• [TASK DETAILS] Find the lines holding the word "Read" and collect them.

(Stored records)

◇ ◇ ◇ ◇ ◇ ◇ ◇

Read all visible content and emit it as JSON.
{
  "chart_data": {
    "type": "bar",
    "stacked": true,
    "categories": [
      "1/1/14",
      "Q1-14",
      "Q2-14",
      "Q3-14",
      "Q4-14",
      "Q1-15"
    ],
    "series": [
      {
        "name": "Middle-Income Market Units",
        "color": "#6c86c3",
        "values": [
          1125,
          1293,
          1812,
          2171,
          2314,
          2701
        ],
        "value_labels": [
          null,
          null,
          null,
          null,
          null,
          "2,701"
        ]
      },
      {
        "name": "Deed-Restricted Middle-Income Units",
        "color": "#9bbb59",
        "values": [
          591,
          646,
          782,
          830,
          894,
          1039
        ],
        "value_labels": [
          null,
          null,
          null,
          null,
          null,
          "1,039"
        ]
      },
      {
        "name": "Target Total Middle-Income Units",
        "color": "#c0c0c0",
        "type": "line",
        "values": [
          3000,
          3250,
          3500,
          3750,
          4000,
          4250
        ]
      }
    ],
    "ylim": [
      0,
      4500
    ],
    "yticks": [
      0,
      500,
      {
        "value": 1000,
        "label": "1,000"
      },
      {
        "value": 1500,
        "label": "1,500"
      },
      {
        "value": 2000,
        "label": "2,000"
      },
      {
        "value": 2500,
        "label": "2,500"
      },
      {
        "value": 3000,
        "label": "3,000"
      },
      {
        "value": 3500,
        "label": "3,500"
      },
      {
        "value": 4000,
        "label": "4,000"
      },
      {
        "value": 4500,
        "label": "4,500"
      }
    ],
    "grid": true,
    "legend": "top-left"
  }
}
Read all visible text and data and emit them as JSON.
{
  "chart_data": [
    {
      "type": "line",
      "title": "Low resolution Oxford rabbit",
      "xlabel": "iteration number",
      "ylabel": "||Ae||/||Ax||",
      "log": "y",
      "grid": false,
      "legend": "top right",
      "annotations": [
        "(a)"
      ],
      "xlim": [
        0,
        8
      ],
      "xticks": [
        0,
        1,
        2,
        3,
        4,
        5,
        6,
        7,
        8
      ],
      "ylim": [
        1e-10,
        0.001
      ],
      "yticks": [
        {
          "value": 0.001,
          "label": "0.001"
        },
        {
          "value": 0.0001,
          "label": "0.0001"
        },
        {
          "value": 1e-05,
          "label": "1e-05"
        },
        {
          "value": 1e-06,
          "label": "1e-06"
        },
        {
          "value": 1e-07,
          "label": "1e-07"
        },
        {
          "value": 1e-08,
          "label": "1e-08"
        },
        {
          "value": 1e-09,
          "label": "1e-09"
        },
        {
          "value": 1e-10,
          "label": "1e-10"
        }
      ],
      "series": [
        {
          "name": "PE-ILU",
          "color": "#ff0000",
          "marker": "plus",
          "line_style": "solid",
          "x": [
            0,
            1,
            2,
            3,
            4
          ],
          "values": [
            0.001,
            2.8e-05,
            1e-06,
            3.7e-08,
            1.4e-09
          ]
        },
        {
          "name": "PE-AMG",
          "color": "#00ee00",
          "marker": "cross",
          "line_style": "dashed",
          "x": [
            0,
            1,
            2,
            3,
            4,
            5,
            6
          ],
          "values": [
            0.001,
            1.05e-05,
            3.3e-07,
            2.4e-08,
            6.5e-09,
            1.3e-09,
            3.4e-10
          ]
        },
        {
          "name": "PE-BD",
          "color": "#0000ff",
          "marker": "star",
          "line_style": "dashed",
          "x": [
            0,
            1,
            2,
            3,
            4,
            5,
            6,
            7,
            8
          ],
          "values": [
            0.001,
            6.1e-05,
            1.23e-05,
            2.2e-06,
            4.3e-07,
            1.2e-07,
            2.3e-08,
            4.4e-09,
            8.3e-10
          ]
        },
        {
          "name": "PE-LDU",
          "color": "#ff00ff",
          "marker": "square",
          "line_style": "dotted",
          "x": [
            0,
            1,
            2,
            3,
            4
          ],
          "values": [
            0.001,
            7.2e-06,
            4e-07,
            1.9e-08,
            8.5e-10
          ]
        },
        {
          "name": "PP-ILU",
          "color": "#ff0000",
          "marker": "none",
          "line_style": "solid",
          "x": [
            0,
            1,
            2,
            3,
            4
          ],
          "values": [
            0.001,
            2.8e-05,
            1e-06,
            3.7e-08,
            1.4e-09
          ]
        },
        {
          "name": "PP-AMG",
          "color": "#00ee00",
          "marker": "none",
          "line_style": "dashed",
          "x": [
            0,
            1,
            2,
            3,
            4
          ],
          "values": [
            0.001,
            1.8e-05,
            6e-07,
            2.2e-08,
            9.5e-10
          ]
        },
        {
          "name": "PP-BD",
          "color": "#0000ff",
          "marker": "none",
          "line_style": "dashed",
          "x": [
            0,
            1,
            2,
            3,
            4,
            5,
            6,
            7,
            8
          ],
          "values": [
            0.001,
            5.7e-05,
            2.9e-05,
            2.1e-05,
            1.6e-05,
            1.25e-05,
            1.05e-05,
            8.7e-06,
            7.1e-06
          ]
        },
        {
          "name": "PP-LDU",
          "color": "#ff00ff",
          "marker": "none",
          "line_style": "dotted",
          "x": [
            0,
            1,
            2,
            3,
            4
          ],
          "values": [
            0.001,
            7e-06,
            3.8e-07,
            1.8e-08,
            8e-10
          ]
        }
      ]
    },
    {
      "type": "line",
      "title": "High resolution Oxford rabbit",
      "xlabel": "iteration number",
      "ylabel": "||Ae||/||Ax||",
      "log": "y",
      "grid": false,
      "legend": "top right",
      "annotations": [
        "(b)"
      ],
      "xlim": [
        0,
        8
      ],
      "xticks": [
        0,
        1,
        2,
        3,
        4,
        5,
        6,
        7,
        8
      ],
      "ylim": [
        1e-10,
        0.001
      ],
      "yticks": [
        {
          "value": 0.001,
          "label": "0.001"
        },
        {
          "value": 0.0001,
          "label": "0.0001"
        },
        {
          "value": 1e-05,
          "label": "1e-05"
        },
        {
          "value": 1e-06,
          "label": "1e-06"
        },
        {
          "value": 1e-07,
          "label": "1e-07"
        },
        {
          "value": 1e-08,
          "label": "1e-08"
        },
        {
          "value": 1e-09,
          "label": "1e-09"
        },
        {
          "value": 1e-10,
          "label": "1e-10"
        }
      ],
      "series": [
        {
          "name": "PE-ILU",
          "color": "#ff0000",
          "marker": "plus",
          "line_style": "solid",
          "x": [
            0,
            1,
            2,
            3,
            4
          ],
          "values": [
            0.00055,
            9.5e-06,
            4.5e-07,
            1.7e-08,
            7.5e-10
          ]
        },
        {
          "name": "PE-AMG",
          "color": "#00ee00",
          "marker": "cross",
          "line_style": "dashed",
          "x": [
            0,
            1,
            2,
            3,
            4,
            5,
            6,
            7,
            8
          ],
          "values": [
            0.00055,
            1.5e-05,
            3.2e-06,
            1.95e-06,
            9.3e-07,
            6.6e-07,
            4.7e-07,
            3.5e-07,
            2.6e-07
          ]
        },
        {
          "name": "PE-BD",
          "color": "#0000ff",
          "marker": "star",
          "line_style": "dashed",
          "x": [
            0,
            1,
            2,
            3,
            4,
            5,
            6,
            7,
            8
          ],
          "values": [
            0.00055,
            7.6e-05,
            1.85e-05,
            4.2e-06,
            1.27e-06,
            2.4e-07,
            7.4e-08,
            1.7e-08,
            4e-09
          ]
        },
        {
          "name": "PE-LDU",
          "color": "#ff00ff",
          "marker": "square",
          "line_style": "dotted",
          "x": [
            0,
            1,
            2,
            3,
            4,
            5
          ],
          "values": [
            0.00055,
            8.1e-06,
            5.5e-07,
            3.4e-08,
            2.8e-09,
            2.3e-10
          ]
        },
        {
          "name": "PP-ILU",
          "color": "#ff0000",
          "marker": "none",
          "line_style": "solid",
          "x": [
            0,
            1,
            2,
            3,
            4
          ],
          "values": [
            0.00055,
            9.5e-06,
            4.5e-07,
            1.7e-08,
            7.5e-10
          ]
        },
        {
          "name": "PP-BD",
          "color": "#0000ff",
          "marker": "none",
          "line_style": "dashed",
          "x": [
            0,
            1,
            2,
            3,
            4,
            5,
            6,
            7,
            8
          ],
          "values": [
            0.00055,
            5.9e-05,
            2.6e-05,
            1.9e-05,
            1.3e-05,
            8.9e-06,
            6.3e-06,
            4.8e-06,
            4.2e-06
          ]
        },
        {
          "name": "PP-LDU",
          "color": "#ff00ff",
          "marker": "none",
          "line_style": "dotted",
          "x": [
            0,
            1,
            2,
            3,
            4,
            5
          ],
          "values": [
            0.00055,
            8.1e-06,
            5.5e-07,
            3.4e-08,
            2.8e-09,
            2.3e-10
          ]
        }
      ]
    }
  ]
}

◇ ◇ ◇ ◇ ◇ ◇ ◇

• [SOLUTION FOR THIS TASK]
Read all visible content and emit it as JSON.
Read all visible text and data and emit them as JSON.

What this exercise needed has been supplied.